(INSTRUCTIONS FOR THE TASK):
Pictures stay out of your copy, but everything else in the records below must be repeated exactly.

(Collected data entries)
==*==
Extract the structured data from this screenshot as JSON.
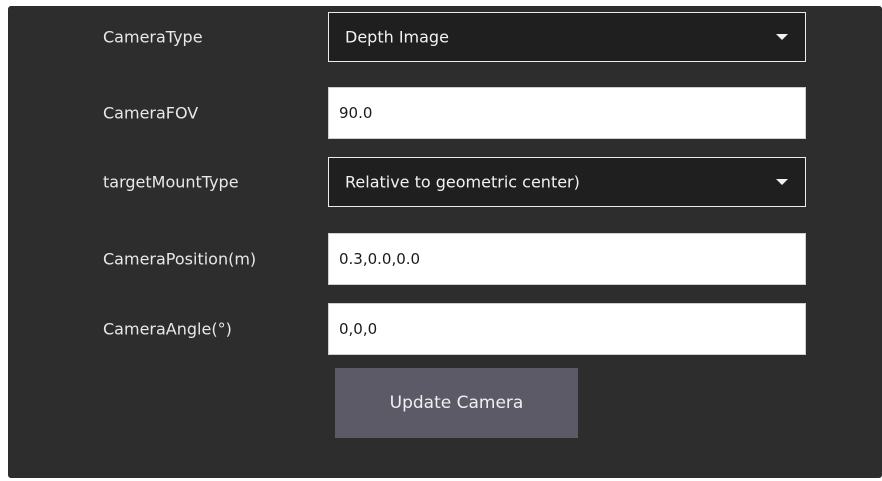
{
  "colors": {
    "panel_bg": "#2d2d2d",
    "dropdown_bg": "#1f1f1f",
    "input_bg": "#ffffff",
    "button_bg": "#5c5a67",
    "label_text": "#e8e8e8"
  },
  "form": {
    "camera_type": {
      "label": "CameraType",
      "value": "Depth Image",
      "icon": "chevron-down-icon"
    },
    "camera_fov": {
      "label": "CameraFOV",
      "value": "90.0"
    },
    "target_mount_type": {
      "label": "targetMountType",
      "value": "Relative to geometric center)",
      "icon": "chevron-down-icon"
    },
    "camera_position": {
      "label": "CameraPosition(m)",
      "value": "0.3,0.0,0.0"
    },
    "camera_angle": {
      "label": "CameraAngle(°)",
      "value": "0,0,0"
    }
  },
  "actions": {
    "update_camera_label": "Update Camera"
  }
}
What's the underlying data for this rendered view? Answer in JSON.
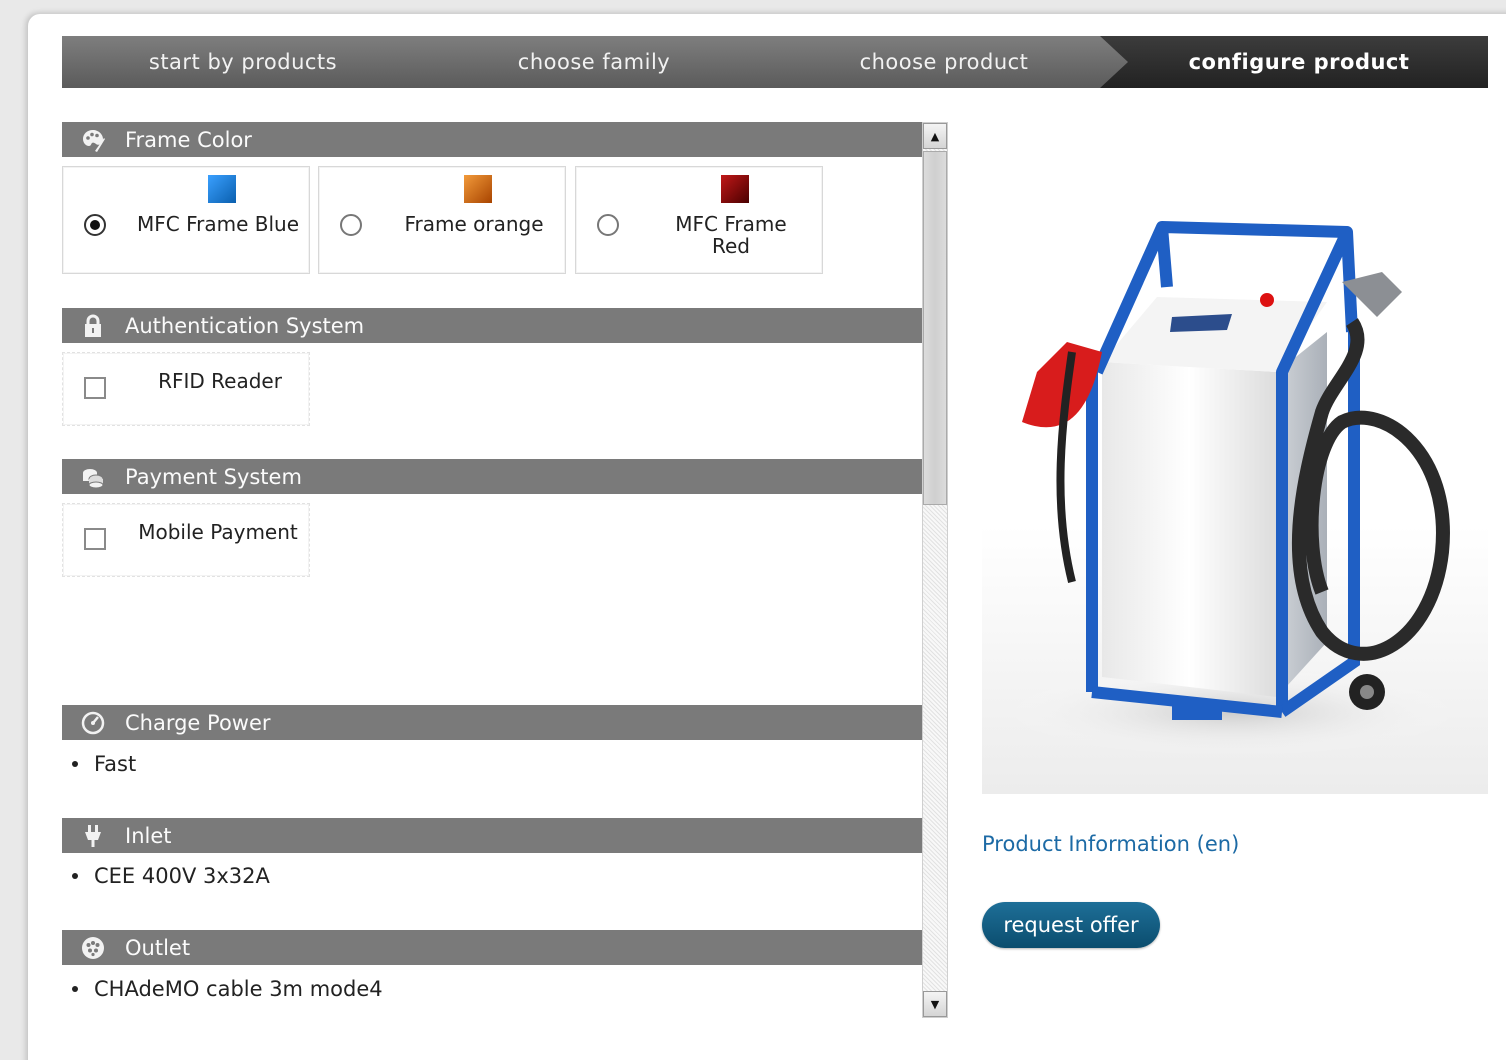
==*==
(EXERCISE ANSWER):
Extract the structured data from this screenshot as JSON.
{
  "colors": {
    "panel_bg": "#2d2d2d",
    "dropdown_bg": "#1f1f1f",
    "input_bg": "#ffffff",
    "button_bg": "#5c5a67",
    "label_text": "#e8e8e8"
  },
  "form": {
    "camera_type": {
      "label": "CameraType",
      "value": "Depth Image",
      "icon": "chevron-down-icon"
    },
    "camera_fov": {
      "label": "CameraFOV",
      "value": "90.0"
    },
    "target_mount_type": {
      "label": "targetMountType",
      "value": "Relative to geometric center)",
      "icon": "chevron-down-icon"
    },
    "camera_position": {
      "label": "CameraPosition(m)",
      "value": "0.3,0.0,0.0"
    },
    "camera_angle": {
      "label": "CameraAngle(°)",
      "value": "0,0,0"
    }
  },
  "actions": {
    "update_camera_label": "Update Camera"
  }
}
What's the underlying data for this rendered view? Answer in JSON.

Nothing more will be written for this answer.